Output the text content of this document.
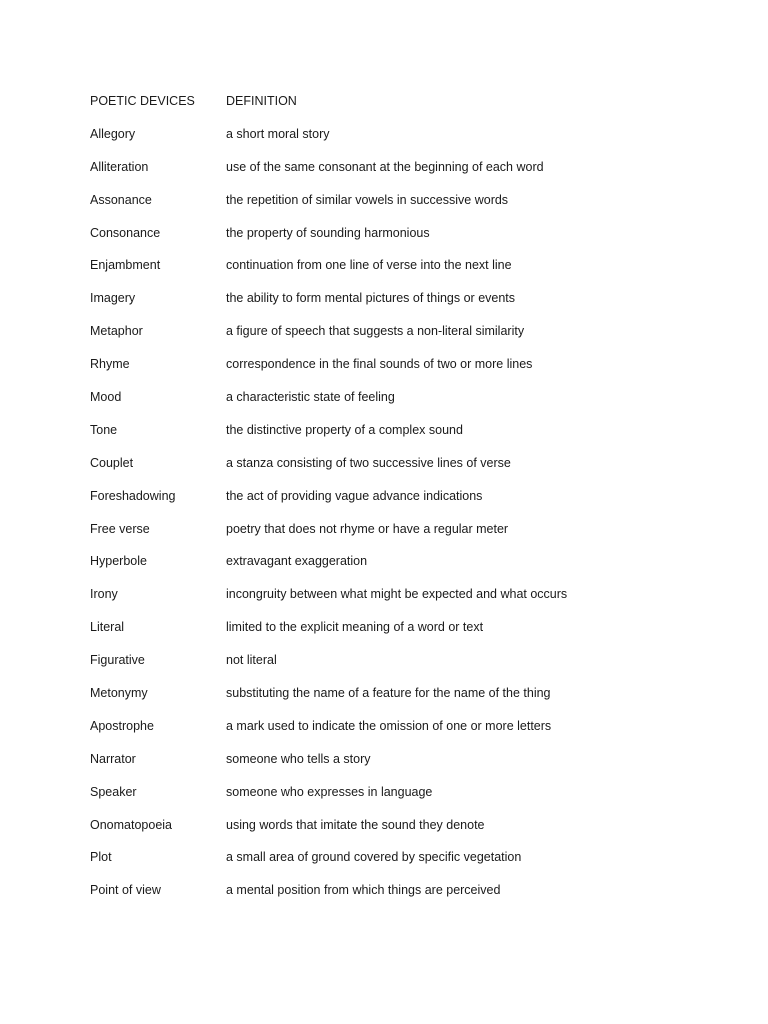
POETIC DEVICES	DEFINITION
Allegory	a short moral story
Alliteration	use of the same consonant at the beginning of each word
Assonance	the repetition of similar vowels in successive words
Consonance	the property of sounding harmonious
Enjambment	continuation from one line of verse into the next line
Imagery	the ability to form mental pictures of things or events
Metaphor	a figure of speech that suggests a non-literal similarity
Rhyme	correspondence in the final sounds of two or more lines
Mood	a characteristic state of feeling
Tone	the distinctive property of a complex sound
Couplet	a stanza consisting of two successive lines of verse
Foreshadowing	the act of providing vague advance indications
Free verse	poetry that does not rhyme or have a regular meter
Hyperbole	extravagant exaggeration
Irony	incongruity between what might be expected and what occurs
Literal	limited to the explicit meaning of a word or text
Figurative	not literal
Metonymy	substituting the name of a feature for the name of the thing
Apostrophe	a mark used to indicate the omission of one or more letters
Narrator	someone who tells a story
Speaker	someone who expresses in language
Onomatopoeia	using words that imitate the sound they denote
Plot	a small area of ground covered by specific vegetation
Point of view	a mental position from which things are perceived
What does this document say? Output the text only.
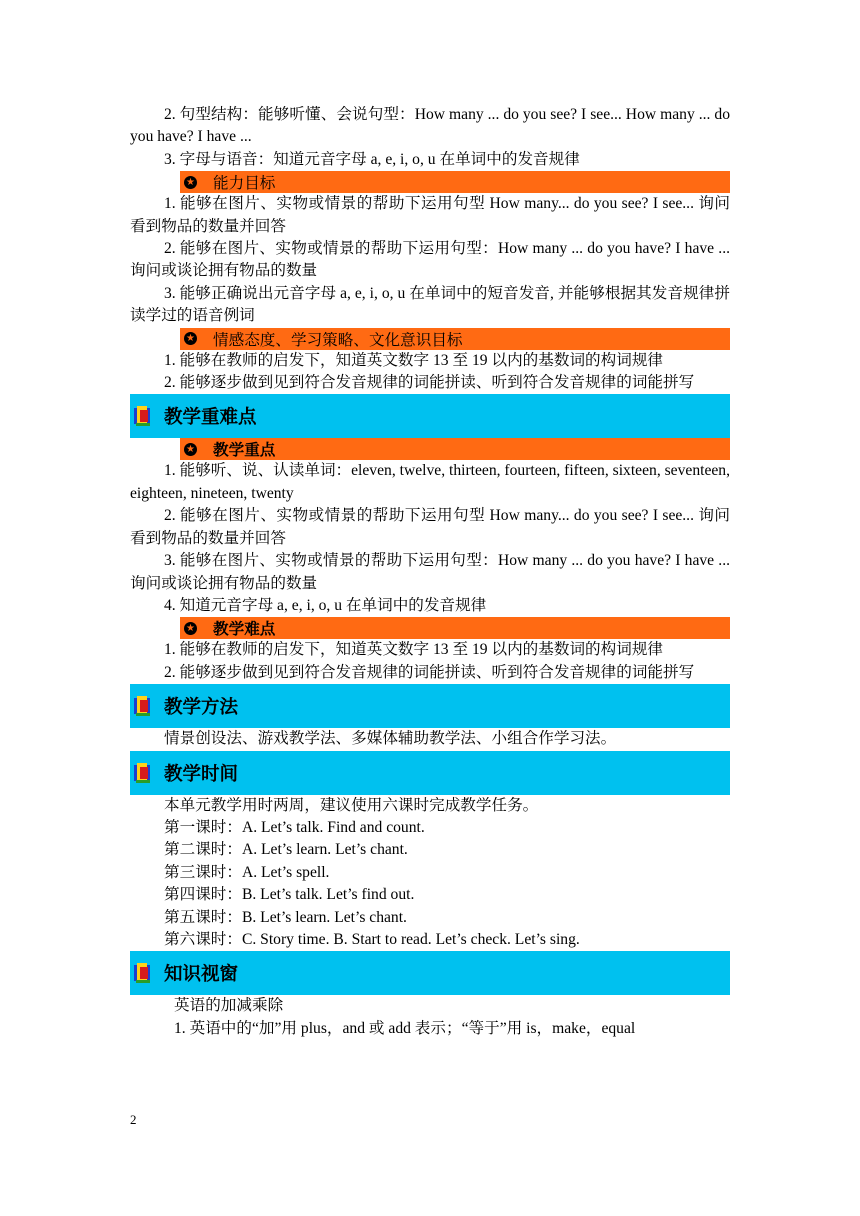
2. 句型结构：能够听懂、会说句型：How many ... do you see? I see... How many ... do you have? I have ...

3. 字母与语音：知道元音字母 a, e, i, o, u 在单词中的发音规律

★ 能力目标

1. 能够在图片、实物或情景的帮助下运用句型 How many... do you see? I see... 询问看到物品的数量并回答

2. 能够在图片、实物或情景的帮助下运用句型：How many ... do you have? I have ... 询问或谈论拥有物品的数量

3. 能够正确说出元音字母 a, e, i, o, u 在单词中的短音发音, 并能够根据其发音规律拼读学过的语音例词

★ 情感态度、学习策略、文化意识目标

1. 能够在教师的启发下，知道英文数字 13 至 19 以内的基数词的构词规律

2. 能够逐步做到见到符合发音规律的词能拼读、听到符合发音规律的词能拼写

教学重难点
★ 教学重点

1. 能够听、说、认读单词：eleven, twelve, thirteen, fourteen, fifteen, sixteen, seventeen, eighteen, nineteen, twenty

2. 能够在图片、实物或情景的帮助下运用句型 How many... do you see? I see... 询问看到物品的数量并回答

3. 能够在图片、实物或情景的帮助下运用句型：How many ... do you have? I have ... 询问或谈论拥有物品的数量

4. 知道元音字母 a, e, i, o, u 在单词中的发音规律

★ 教学难点

1. 能够在教师的启发下，知道英文数字 13 至 19 以内的基数词的构词规律

2. 能够逐步做到见到符合发音规律的词能拼读、听到符合发音规律的词能拼写

教学方法

情景创设法、游戏教学法、多媒体辅助教学法、小组合作学习法。

教学时间

本单元教学用时两周，建议使用六课时完成教学任务。

第一课时：A. Let’s talk. Find and count.

第二课时：A. Let’s learn. Let’s chant.

第三课时：A. Let’s spell.

第四课时：B. Let’s talk. Let’s find out.

第五课时：B. Let’s learn. Let’s chant.

第六课时：C. Story time. B. Start to read. Let’s check. Let’s sing.

知识视窗

英语的加减乘除

1. 英语中的“加”用 plus，and 或 add 表示；“等于”用 is，make，equal

2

EXERCISE GOAL: In the records above, locate the lines holding the word "learn". Copy each of them.

ANSWER:
第二课时：A. Let’s learn. Let’s chant.
第五课时：B. Let’s learn. Let’s chant.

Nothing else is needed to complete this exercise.